> **WORK TO BE COMPLETED**
Repeat all of the material below exactly as written, images excluded.

--- EXERCISE MATERIALS ---

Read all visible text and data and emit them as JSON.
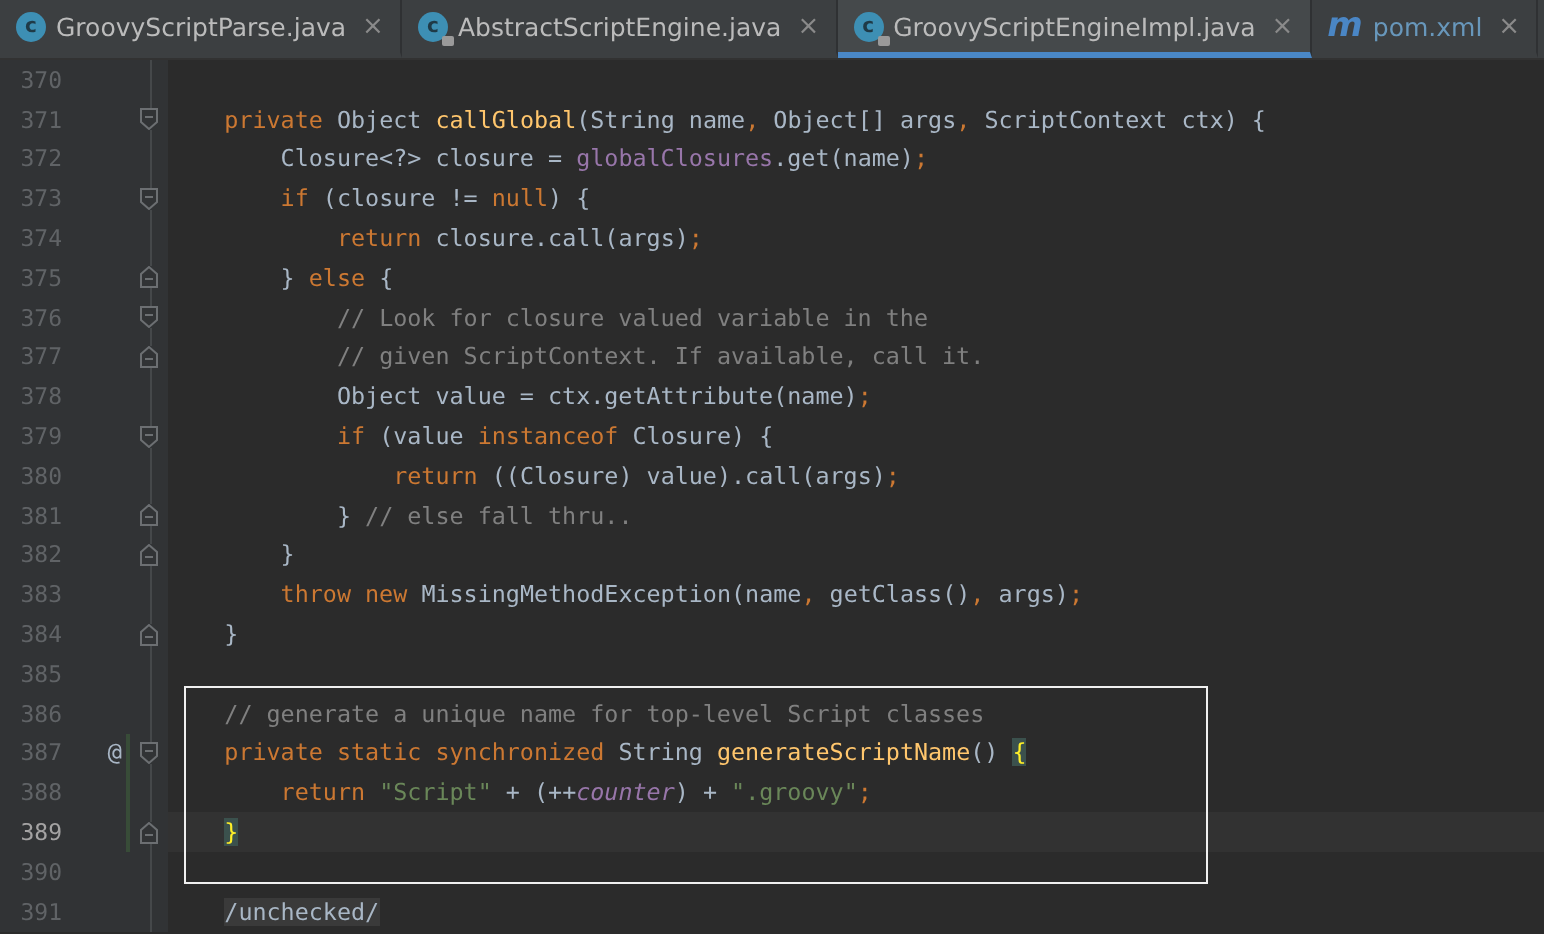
{
  "tabs": [
    {
      "label": "GroovyScriptParse.java",
      "kind": "class",
      "icon_glyph": "c",
      "locked": false,
      "selected": false,
      "close": "×"
    },
    {
      "label": "AbstractScriptEngine.java",
      "kind": "class",
      "icon_glyph": "c",
      "locked": true,
      "selected": false,
      "close": "×"
    },
    {
      "label": "GroovyScriptEngineImpl.java",
      "kind": "class",
      "icon_glyph": "c",
      "locked": true,
      "selected": true,
      "close": "×"
    },
    {
      "label": "pom.xml",
      "kind": "maven",
      "icon_glyph": "m",
      "locked": false,
      "selected": false,
      "close": "×"
    }
  ],
  "lines": [
    {
      "number": "370",
      "current": false,
      "framed": false,
      "changed": false
    },
    {
      "number": "371",
      "fold": {
        "kind": "start"
      },
      "current": false,
      "framed": false,
      "changed": false,
      "code": [
        {
          "kind": "keyword",
          "text": "    private"
        },
        {
          "kind": "plain",
          "text": " Object "
        },
        {
          "kind": "method",
          "text": "callGlobal"
        },
        {
          "kind": "plain",
          "text": "(String name"
        },
        {
          "kind": "keyword",
          "text": ","
        },
        {
          "kind": "plain",
          "text": " Object[] args"
        },
        {
          "kind": "keyword",
          "text": ","
        },
        {
          "kind": "plain",
          "text": " ScriptContext ctx) {"
        }
      ]
    },
    {
      "number": "372",
      "current": false,
      "framed": false,
      "changed": false,
      "code": [
        {
          "kind": "plain",
          "text": "        Closure<?> closure = "
        },
        {
          "kind": "field",
          "text": "globalClosures"
        },
        {
          "kind": "plain",
          "text": ".get(name)"
        },
        {
          "kind": "keyword",
          "text": ";"
        }
      ]
    },
    {
      "number": "373",
      "fold": {
        "kind": "start"
      },
      "current": false,
      "framed": false,
      "changed": false,
      "code": [
        {
          "kind": "keyword",
          "text": "        if"
        },
        {
          "kind": "plain",
          "text": " (closure != "
        },
        {
          "kind": "keyword",
          "text": "null"
        },
        {
          "kind": "plain",
          "text": ") {"
        }
      ]
    },
    {
      "number": "374",
      "current": false,
      "framed": false,
      "changed": false,
      "code": [
        {
          "kind": "keyword",
          "text": "            return"
        },
        {
          "kind": "plain",
          "text": " closure.call(args)"
        },
        {
          "kind": "keyword",
          "text": ";"
        }
      ]
    },
    {
      "number": "375",
      "fold": {
        "kind": "end"
      },
      "current": false,
      "framed": false,
      "changed": false,
      "code": [
        {
          "kind": "plain",
          "text": "        } "
        },
        {
          "kind": "keyword",
          "text": "else"
        },
        {
          "kind": "plain",
          "text": " {"
        }
      ]
    },
    {
      "number": "376",
      "fold": {
        "kind": "start"
      },
      "current": false,
      "framed": false,
      "changed": false,
      "code": [
        {
          "kind": "comment",
          "text": "            // Look for closure valued variable in the"
        }
      ]
    },
    {
      "number": "377",
      "fold": {
        "kind": "end"
      },
      "current": false,
      "framed": false,
      "changed": false,
      "code": [
        {
          "kind": "comment",
          "text": "            // given ScriptContext. If available, call it."
        }
      ]
    },
    {
      "number": "378",
      "current": false,
      "framed": false,
      "changed": false,
      "code": [
        {
          "kind": "plain",
          "text": "            Object value = ctx.getAttribute(name)"
        },
        {
          "kind": "keyword",
          "text": ";"
        }
      ]
    },
    {
      "number": "379",
      "fold": {
        "kind": "start"
      },
      "current": false,
      "framed": false,
      "changed": false,
      "code": [
        {
          "kind": "keyword",
          "text": "            if"
        },
        {
          "kind": "plain",
          "text": " (value "
        },
        {
          "kind": "keyword",
          "text": "instanceof"
        },
        {
          "kind": "plain",
          "text": " Closure) {"
        }
      ]
    },
    {
      "number": "380",
      "current": false,
      "framed": false,
      "changed": false,
      "code": [
        {
          "kind": "keyword",
          "text": "                return"
        },
        {
          "kind": "plain",
          "text": " ((Closure) value).call(args)"
        },
        {
          "kind": "keyword",
          "text": ";"
        }
      ]
    },
    {
      "number": "381",
      "fold": {
        "kind": "end"
      },
      "current": false,
      "framed": false,
      "changed": false,
      "code": [
        {
          "kind": "plain",
          "text": "            } "
        },
        {
          "kind": "comment",
          "text": "// else fall thru.."
        }
      ]
    },
    {
      "number": "382",
      "fold": {
        "kind": "end"
      },
      "current": false,
      "framed": false,
      "changed": false,
      "code": [
        {
          "kind": "plain",
          "text": "        }"
        }
      ]
    },
    {
      "number": "383",
      "current": false,
      "framed": false,
      "changed": false,
      "code": [
        {
          "kind": "keyword",
          "text": "        throw new"
        },
        {
          "kind": "plain",
          "text": " MissingMethodException(name"
        },
        {
          "kind": "keyword",
          "text": ","
        },
        {
          "kind": "plain",
          "text": " getClass()"
        },
        {
          "kind": "keyword",
          "text": ","
        },
        {
          "kind": "plain",
          "text": " args)"
        },
        {
          "kind": "keyword",
          "text": ";"
        }
      ]
    },
    {
      "number": "384",
      "fold": {
        "kind": "end"
      },
      "current": false,
      "framed": false,
      "changed": false,
      "code": [
        {
          "kind": "plain",
          "text": "    }"
        }
      ]
    },
    {
      "number": "385",
      "current": false,
      "framed": false,
      "changed": false
    },
    {
      "number": "386",
      "current": false,
      "framed": true,
      "changed": false,
      "code": [
        {
          "kind": "comment",
          "text": "    // generate a unique name for top-level Script classes"
        }
      ]
    },
    {
      "number": "387",
      "fold": {
        "kind": "start"
      },
      "marker": "@",
      "current": false,
      "framed": true,
      "changed": true,
      "code": [
        {
          "kind": "keyword",
          "text": "    private static synchronized"
        },
        {
          "kind": "plain",
          "text": " String "
        },
        {
          "kind": "method",
          "text": "generateScriptName"
        },
        {
          "kind": "plain",
          "text": "() "
        },
        {
          "kind": "brace_match",
          "text": "{"
        }
      ]
    },
    {
      "number": "388",
      "current": false,
      "framed": true,
      "changed": true,
      "code": [
        {
          "kind": "keyword",
          "text": "        return"
        },
        {
          "kind": "string",
          "text": " \"Script\""
        },
        {
          "kind": "plain",
          "text": " + (++"
        },
        {
          "kind": "static_field",
          "text": "counter"
        },
        {
          "kind": "plain",
          "text": ") + "
        },
        {
          "kind": "string",
          "text": "\".groovy\""
        },
        {
          "kind": "keyword",
          "text": ";"
        }
      ]
    },
    {
      "number": "389",
      "fold": {
        "kind": "end"
      },
      "current": true,
      "framed": true,
      "changed": true,
      "code": [
        {
          "kind": "brace_match",
          "text": "    }"
        }
      ]
    },
    {
      "number": "390",
      "current": false,
      "framed": true,
      "changed": false
    },
    {
      "number": "391",
      "current": false,
      "framed": false,
      "changed": false,
      "code": [
        {
          "kind": "shaded",
          "text": "    /unchecked/"
        }
      ]
    }
  ]
}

---

> **EXERCISE OUTPUT**
Read all visible text and data and emit them as JSON.
{
  "tabs": [
    {
      "label": "GroovyScriptParse.java",
      "kind": "class",
      "icon_glyph": "c",
      "locked": false,
      "selected": false,
      "close": "×"
    },
    {
      "label": "AbstractScriptEngine.java",
      "kind": "class",
      "icon_glyph": "c",
      "locked": true,
      "selected": false,
      "close": "×"
    },
    {
      "label": "GroovyScriptEngineImpl.java",
      "kind": "class",
      "icon_glyph": "c",
      "locked": true,
      "selected": true,
      "close": "×"
    },
    {
      "label": "pom.xml",
      "kind": "maven",
      "icon_glyph": "m",
      "locked": false,
      "selected": false,
      "close": "×"
    }
  ],
  "lines": [
    {
      "number": "370",
      "current": false,
      "framed": false,
      "changed": false
    },
    {
      "number": "371",
      "fold": {
        "kind": "start"
      },
      "current": false,
      "framed": false,
      "changed": false,
      "code": [
        {
          "kind": "keyword",
          "text": "    private"
        },
        {
          "kind": "plain",
          "text": " Object "
        },
        {
          "kind": "method",
          "text": "callGlobal"
        },
        {
          "kind": "plain",
          "text": "(String name"
        },
        {
          "kind": "keyword",
          "text": ","
        },
        {
          "kind": "plain",
          "text": " Object[] args"
        },
        {
          "kind": "keyword",
          "text": ","
        },
        {
          "kind": "plain",
          "text": " ScriptContext ctx) {"
        }
      ]
    },
    {
      "number": "372",
      "current": false,
      "framed": false,
      "changed": false,
      "code": [
        {
          "kind": "plain",
          "text": "        Closure<?> closure = "
        },
        {
          "kind": "field",
          "text": "globalClosures"
        },
        {
          "kind": "plain",
          "text": ".get(name)"
        },
        {
          "kind": "keyword",
          "text": ";"
        }
      ]
    },
    {
      "number": "373",
      "fold": {
        "kind": "start"
      },
      "current": false,
      "framed": false,
      "changed": false,
      "code": [
        {
          "kind": "keyword",
          "text": "        if"
        },
        {
          "kind": "plain",
          "text": " (closure != "
        },
        {
          "kind": "keyword",
          "text": "null"
        },
        {
          "kind": "plain",
          "text": ") {"
        }
      ]
    },
    {
      "number": "374",
      "current": false,
      "framed": false,
      "changed": false,
      "code": [
        {
          "kind": "keyword",
          "text": "            return"
        },
        {
          "kind": "plain",
          "text": " closure.call(args)"
        },
        {
          "kind": "keyword",
          "text": ";"
        }
      ]
    },
    {
      "number": "375",
      "fold": {
        "kind": "end"
      },
      "current": false,
      "framed": false,
      "changed": false,
      "code": [
        {
          "kind": "plain",
          "text": "        } "
        },
        {
          "kind": "keyword",
          "text": "else"
        },
        {
          "kind": "plain",
          "text": " {"
        }
      ]
    },
    {
      "number": "376",
      "fold": {
        "kind": "start"
      },
      "current": false,
      "framed": false,
      "changed": false,
      "code": [
        {
          "kind": "comment",
          "text": "            // Look for closure valued variable in the"
        }
      ]
    },
    {
      "number": "377",
      "fold": {
        "kind": "end"
      },
      "current": false,
      "framed": false,
      "changed": false,
      "code": [
        {
          "kind": "comment",
          "text": "            // given ScriptContext. If available, call it."
        }
      ]
    },
    {
      "number": "378",
      "current": false,
      "framed": false,
      "changed": false,
      "code": [
        {
          "kind": "plain",
          "text": "            Object value = ctx.getAttribute(name)"
        },
        {
          "kind": "keyword",
          "text": ";"
        }
      ]
    },
    {
      "number": "379",
      "fold": {
        "kind": "start"
      },
      "current": false,
      "framed": false,
      "changed": false,
      "code": [
        {
          "kind": "keyword",
          "text": "            if"
        },
        {
          "kind": "plain",
          "text": " (value "
        },
        {
          "kind": "keyword",
          "text": "instanceof"
        },
        {
          "kind": "plain",
          "text": " Closure) {"
        }
      ]
    },
    {
      "number": "380",
      "current": false,
      "framed": false,
      "changed": false,
      "code": [
        {
          "kind": "keyword",
          "text": "                return"
        },
        {
          "kind": "plain",
          "text": " ((Closure) value).call(args)"
        },
        {
          "kind": "keyword",
          "text": ";"
        }
      ]
    },
    {
      "number": "381",
      "fold": {
        "kind": "end"
      },
      "current": false,
      "framed": false,
      "changed": false,
      "code": [
        {
          "kind": "plain",
          "text": "            } "
        },
        {
          "kind": "comment",
          "text": "// else fall thru.."
        }
      ]
    },
    {
      "number": "382",
      "fold": {
        "kind": "end"
      },
      "current": false,
      "framed": false,
      "changed": false,
      "code": [
        {
          "kind": "plain",
          "text": "        }"
        }
      ]
    },
    {
      "number": "383",
      "current": false,
      "framed": false,
      "changed": false,
      "code": [
        {
          "kind": "keyword",
          "text": "        throw new"
        },
        {
          "kind": "plain",
          "text": " MissingMethodException(name"
        },
        {
          "kind": "keyword",
          "text": ","
        },
        {
          "kind": "plain",
          "text": " getClass()"
        },
        {
          "kind": "keyword",
          "text": ","
        },
        {
          "kind": "plain",
          "text": " args)"
        },
        {
          "kind": "keyword",
          "text": ";"
        }
      ]
    },
    {
      "number": "384",
      "fold": {
        "kind": "end"
      },
      "current": false,
      "framed": false,
      "changed": false,
      "code": [
        {
          "kind": "plain",
          "text": "    }"
        }
      ]
    },
    {
      "number": "385",
      "current": false,
      "framed": false,
      "changed": false
    },
    {
      "number": "386",
      "current": false,
      "framed": true,
      "changed": false,
      "code": [
        {
          "kind": "comment",
          "text": "    // generate a unique name for top-level Script classes"
        }
      ]
    },
    {
      "number": "387",
      "fold": {
        "kind": "start"
      },
      "marker": "@",
      "current": false,
      "framed": true,
      "changed": true,
      "code": [
        {
          "kind": "keyword",
          "text": "    private static synchronized"
        },
        {
          "kind": "plain",
          "text": " String "
        },
        {
          "kind": "method",
          "text": "generateScriptName"
        },
        {
          "kind": "plain",
          "text": "() "
        },
        {
          "kind": "brace_match",
          "text": "{"
        }
      ]
    },
    {
      "number": "388",
      "current": false,
      "framed": true,
      "changed": true,
      "code": [
        {
          "kind": "keyword",
          "text": "        return"
        },
        {
          "kind": "string",
          "text": " \"Script\""
        },
        {
          "kind": "plain",
          "text": " + (++"
        },
        {
          "kind": "static_field",
          "text": "counter"
        },
        {
          "kind": "plain",
          "text": ") + "
        },
        {
          "kind": "string",
          "text": "\".groovy\""
        },
        {
          "kind": "keyword",
          "text": ";"
        }
      ]
    },
    {
      "number": "389",
      "fold": {
        "kind": "end"
      },
      "current": true,
      "framed": true,
      "changed": true,
      "code": [
        {
          "kind": "brace_match",
          "text": "    }"
        }
      ]
    },
    {
      "number": "390",
      "current": false,
      "framed": true,
      "changed": false
    },
    {
      "number": "391",
      "current": false,
      "framed": false,
      "changed": false,
      "code": [
        {
          "kind": "shaded",
          "text": "    /unchecked/"
        }
      ]
    }
  ]
}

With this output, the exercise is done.